Can you output the material exactly as written, minus any pictures it holds?

# # #

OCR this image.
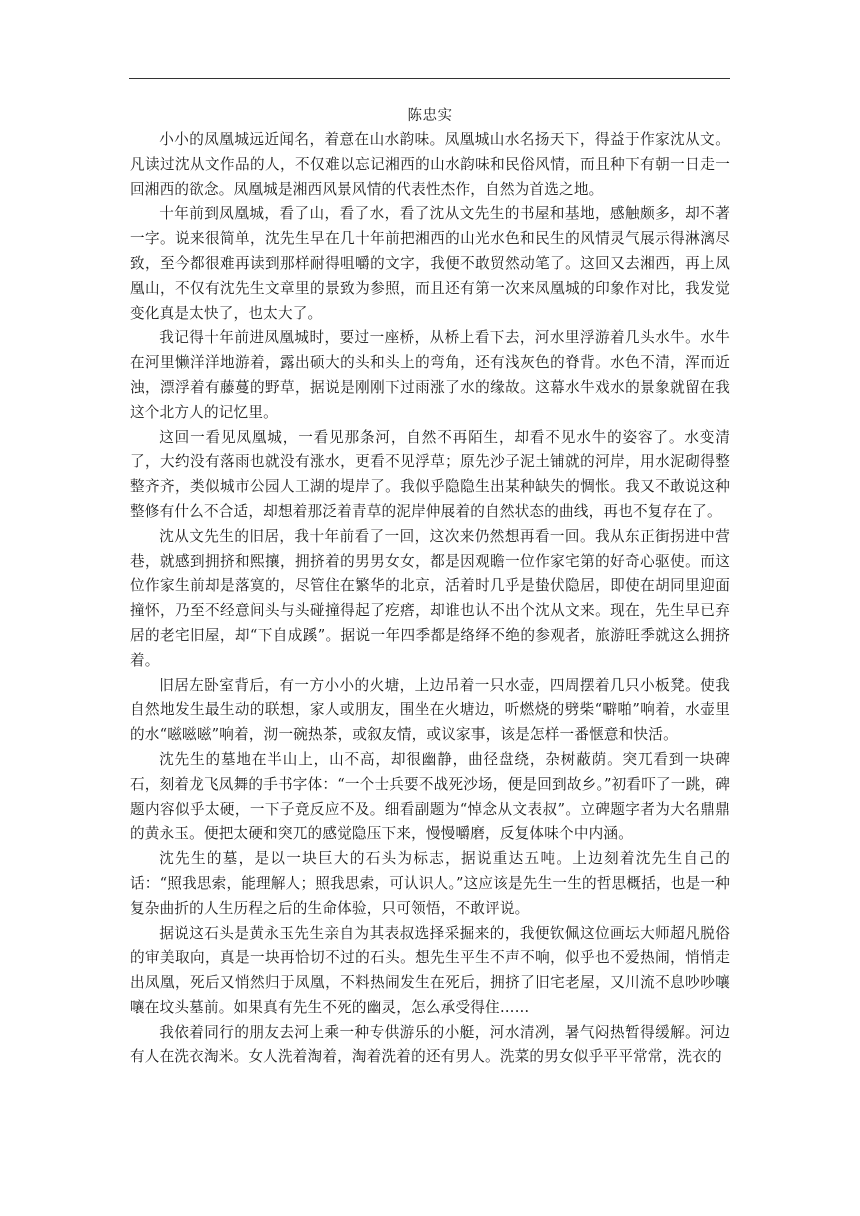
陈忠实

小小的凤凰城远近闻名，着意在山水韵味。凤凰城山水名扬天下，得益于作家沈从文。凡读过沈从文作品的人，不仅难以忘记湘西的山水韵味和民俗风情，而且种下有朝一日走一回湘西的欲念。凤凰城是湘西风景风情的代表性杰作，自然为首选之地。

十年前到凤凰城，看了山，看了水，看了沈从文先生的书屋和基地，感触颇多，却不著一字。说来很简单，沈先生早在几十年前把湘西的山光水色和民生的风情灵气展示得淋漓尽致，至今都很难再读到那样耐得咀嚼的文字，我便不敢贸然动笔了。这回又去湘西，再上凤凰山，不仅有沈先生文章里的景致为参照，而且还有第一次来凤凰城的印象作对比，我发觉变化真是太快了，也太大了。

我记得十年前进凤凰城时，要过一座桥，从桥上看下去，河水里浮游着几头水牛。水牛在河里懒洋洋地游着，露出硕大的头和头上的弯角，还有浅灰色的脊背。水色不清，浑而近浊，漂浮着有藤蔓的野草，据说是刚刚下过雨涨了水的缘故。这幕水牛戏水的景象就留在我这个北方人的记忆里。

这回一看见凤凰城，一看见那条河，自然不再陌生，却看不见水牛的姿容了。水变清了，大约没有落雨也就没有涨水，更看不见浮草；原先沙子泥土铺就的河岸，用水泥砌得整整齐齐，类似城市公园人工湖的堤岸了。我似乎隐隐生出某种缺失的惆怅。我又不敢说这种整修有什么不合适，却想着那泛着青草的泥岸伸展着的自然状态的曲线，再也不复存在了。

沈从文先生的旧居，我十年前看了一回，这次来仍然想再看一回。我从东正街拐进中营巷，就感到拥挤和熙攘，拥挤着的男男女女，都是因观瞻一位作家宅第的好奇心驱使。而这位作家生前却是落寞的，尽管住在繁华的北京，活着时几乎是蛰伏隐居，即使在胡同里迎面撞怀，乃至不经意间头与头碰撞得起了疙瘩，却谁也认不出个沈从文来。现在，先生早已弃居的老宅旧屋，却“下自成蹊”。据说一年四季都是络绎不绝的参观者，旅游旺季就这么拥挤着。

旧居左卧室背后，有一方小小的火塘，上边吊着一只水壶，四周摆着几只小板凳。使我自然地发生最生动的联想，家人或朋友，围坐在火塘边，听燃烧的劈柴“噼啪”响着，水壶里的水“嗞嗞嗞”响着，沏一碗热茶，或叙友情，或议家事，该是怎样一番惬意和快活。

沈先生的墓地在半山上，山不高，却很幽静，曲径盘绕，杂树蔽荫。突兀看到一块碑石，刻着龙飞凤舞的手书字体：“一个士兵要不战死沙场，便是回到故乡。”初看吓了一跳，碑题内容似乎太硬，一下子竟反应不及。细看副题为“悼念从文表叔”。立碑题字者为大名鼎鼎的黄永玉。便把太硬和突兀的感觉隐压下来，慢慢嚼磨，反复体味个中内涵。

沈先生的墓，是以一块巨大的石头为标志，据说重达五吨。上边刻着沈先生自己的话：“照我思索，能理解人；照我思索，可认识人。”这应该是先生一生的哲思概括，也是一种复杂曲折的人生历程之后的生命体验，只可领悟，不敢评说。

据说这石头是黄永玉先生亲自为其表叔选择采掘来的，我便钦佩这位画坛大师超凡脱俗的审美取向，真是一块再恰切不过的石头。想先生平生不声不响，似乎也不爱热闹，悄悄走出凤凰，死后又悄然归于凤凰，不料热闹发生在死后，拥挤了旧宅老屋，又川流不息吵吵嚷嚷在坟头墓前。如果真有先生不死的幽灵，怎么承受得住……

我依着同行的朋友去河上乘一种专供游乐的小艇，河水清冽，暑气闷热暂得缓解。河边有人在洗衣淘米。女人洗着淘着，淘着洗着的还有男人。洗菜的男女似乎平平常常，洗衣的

# # #

Answer to this problem>
OCR this image.
陈忠实

小小的凤凰城远近闻名，着意在山水韵味。凤凰城山水名扬天下，得益于作家沈从文。凡读过沈从文作品的人，不仅难以忘记湘西的山水韵味和民俗风情，而且种下有朝一日走一回湘西的欲念。凤凰城是湘西风景风情的代表性杰作，自然为首选之地。

十年前到凤凰城，看了山，看了水，看了沈从文先生的书屋和基地，感触颇多，却不著一字。说来很简单，沈先生早在几十年前把湘西的山光水色和民生的风情灵气展示得淋漓尽致，至今都很难再读到那样耐得咀嚼的文字，我便不敢贸然动笔了。这回又去湘西，再上凤凰山，不仅有沈先生文章里的景致为参照，而且还有第一次来凤凰城的印象作对比，我发觉变化真是太快了，也太大了。

我记得十年前进凤凰城时，要过一座桥，从桥上看下去，河水里浮游着几头水牛。水牛在河里懒洋洋地游着，露出硕大的头和头上的弯角，还有浅灰色的脊背。水色不清，浑而近浊，漂浮着有藤蔓的野草，据说是刚刚下过雨涨了水的缘故。这幕水牛戏水的景象就留在我这个北方人的记忆里。

这回一看见凤凰城，一看见那条河，自然不再陌生，却看不见水牛的姿容了。水变清了，大约没有落雨也就没有涨水，更看不见浮草；原先沙子泥土铺就的河岸，用水泥砌得整整齐齐，类似城市公园人工湖的堤岸了。我似乎隐隐生出某种缺失的惆怅。我又不敢说这种整修有什么不合适，却想着那泛着青草的泥岸伸展着的自然状态的曲线，再也不复存在了。

沈从文先生的旧居，我十年前看了一回，这次来仍然想再看一回。我从东正街拐进中营巷，就感到拥挤和熙攘，拥挤着的男男女女，都是因观瞻一位作家宅第的好奇心驱使。而这位作家生前却是落寞的，尽管住在繁华的北京，活着时几乎是蛰伏隐居，即使在胡同里迎面撞怀，乃至不经意间头与头碰撞得起了疙瘩，却谁也认不出个沈从文来。现在，先生早已弃居的老宅旧屋，却“下自成蹊”。据说一年四季都是络绎不绝的参观者，旅游旺季就这么拥挤着。

旧居左卧室背后，有一方小小的火塘，上边吊着一只水壶，四周摆着几只小板凳。使我自然地发生最生动的联想，家人或朋友，围坐在火塘边，听燃烧的劈柴“噼啪”响着，水壶里的水“嗞嗞嗞”响着，沏一碗热茶，或叙友情，或议家事，该是怎样一番惬意和快活。

沈先生的墓地在半山上，山不高，却很幽静，曲径盘绕，杂树蔽荫。突兀看到一块碑石，刻着龙飞凤舞的手书字体：“一个士兵要不战死沙场，便是回到故乡。”初看吓了一跳，碑题内容似乎太硬，一下子竟反应不及。细看副题为“悼念从文表叔”。立碑题字者为大名鼎鼎的黄永玉。便把太硬和突兀的感觉隐压下来，慢慢嚼磨，反复体味个中内涵。

沈先生的墓，是以一块巨大的石头为标志，据说重达五吨。上边刻着沈先生自己的话：“照我思索，能理解人；照我思索，可认识人。”这应该是先生一生的哲思概括，也是一种复杂曲折的人生历程之后的生命体验，只可领悟，不敢评说。

据说这石头是黄永玉先生亲自为其表叔选择采掘来的，我便钦佩这位画坛大师超凡脱俗的审美取向，真是一块再恰切不过的石头。想先生平生不声不响，似乎也不爱热闹，悄悄走出凤凰，死后又悄然归于凤凰，不料热闹发生在死后，拥挤了旧宅老屋，又川流不息吵吵嚷嚷在坟头墓前。如果真有先生不死的幽灵，怎么承受得住……

我依着同行的朋友去河上乘一种专供游乐的小艇，河水清冽，暑气闷热暂得缓解。河边有人在洗衣淘米。女人洗着淘着，淘着洗着的还有男人。洗菜的男女似乎平平常常，洗衣的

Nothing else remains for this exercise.